======== Exercise material ========
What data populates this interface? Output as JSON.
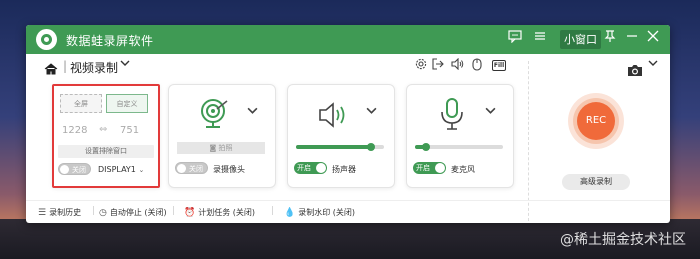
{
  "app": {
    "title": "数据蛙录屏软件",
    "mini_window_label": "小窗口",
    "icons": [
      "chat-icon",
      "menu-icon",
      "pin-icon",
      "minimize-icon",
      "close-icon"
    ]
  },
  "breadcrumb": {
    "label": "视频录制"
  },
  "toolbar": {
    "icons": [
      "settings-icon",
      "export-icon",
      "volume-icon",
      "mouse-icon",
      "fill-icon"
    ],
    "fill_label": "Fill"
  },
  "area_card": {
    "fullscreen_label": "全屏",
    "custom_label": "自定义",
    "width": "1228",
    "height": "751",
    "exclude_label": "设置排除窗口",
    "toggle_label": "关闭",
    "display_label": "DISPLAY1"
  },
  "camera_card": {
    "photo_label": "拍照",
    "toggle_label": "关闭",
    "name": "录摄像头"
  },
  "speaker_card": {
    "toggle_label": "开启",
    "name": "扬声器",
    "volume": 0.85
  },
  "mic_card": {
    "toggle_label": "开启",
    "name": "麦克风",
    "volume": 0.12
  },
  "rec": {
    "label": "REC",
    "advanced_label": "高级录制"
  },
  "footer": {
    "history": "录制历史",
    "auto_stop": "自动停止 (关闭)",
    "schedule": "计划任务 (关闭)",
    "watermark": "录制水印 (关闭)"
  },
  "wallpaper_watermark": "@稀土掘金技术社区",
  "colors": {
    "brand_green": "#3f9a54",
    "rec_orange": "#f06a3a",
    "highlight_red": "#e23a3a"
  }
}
========
======== Exercise material ========
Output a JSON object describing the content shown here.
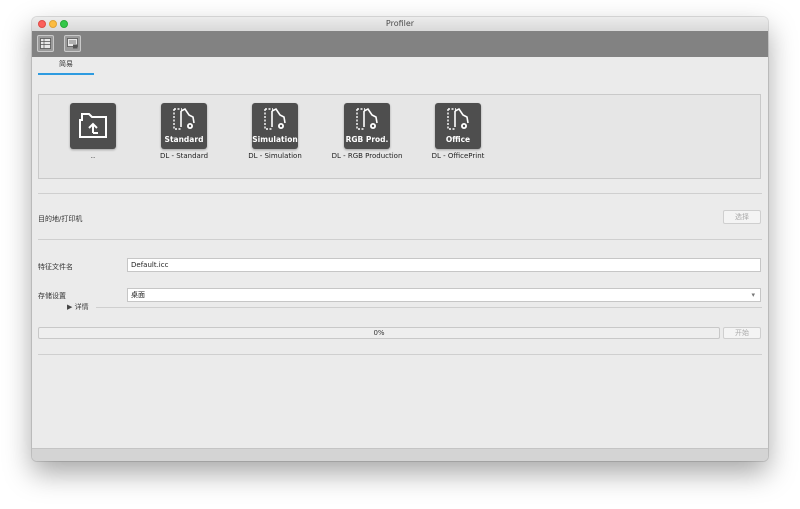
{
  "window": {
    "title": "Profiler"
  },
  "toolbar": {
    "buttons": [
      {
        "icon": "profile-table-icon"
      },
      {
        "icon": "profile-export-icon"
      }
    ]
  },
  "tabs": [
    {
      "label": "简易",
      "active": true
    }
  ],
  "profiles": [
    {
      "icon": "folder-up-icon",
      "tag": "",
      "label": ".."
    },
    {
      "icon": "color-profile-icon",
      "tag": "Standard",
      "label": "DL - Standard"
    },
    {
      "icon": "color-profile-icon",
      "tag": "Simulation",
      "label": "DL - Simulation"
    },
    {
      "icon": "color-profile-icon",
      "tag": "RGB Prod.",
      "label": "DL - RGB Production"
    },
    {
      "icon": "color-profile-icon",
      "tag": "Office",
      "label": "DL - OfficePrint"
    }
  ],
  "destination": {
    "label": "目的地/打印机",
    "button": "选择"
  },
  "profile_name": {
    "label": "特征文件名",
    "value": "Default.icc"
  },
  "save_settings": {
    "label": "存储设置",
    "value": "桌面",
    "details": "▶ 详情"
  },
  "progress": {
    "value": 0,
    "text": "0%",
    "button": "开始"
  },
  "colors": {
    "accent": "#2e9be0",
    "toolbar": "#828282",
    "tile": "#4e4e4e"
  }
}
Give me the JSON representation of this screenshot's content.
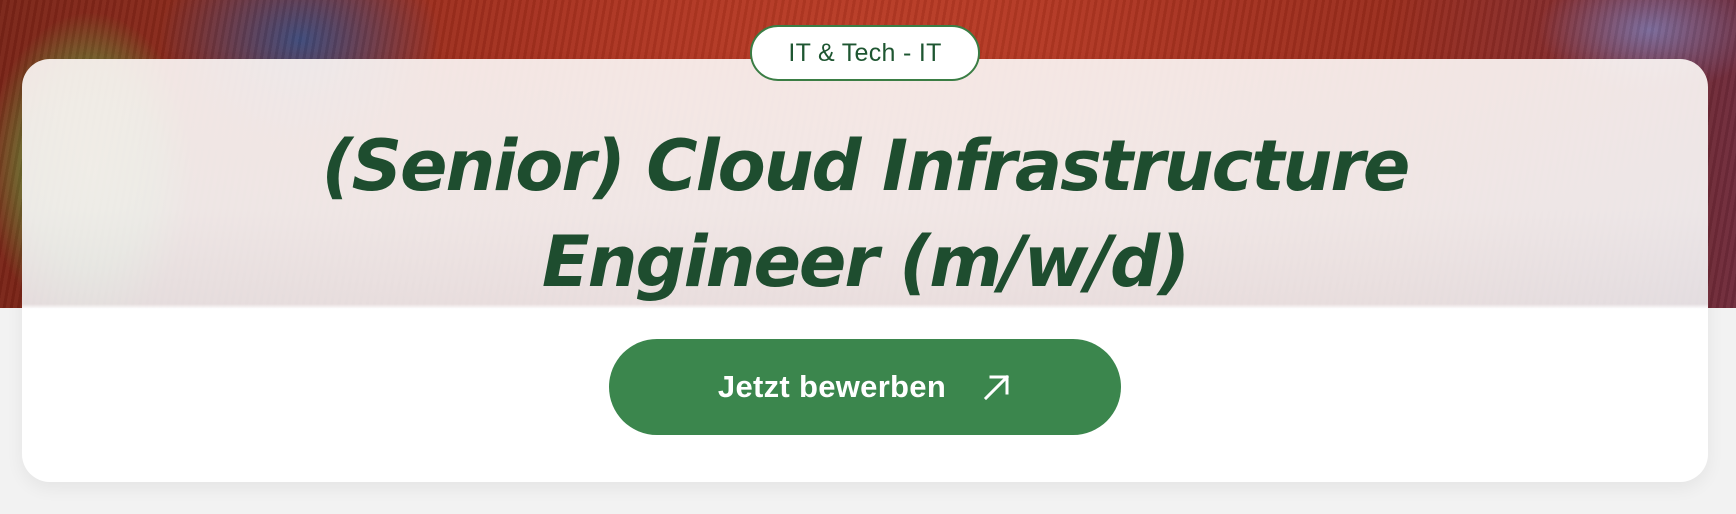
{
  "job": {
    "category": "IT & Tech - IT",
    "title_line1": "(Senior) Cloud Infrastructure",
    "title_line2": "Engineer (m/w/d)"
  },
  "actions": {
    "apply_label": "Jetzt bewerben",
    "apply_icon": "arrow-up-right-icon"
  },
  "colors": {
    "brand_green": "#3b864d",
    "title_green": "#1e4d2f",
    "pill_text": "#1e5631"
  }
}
========
• **Directions for this task**: Find the string "content" in the listing and return every line that holds it.

• **Exercise output**:
Output a JSON object describing the content shown here.
Give me the JSON representation of this screenshot's content.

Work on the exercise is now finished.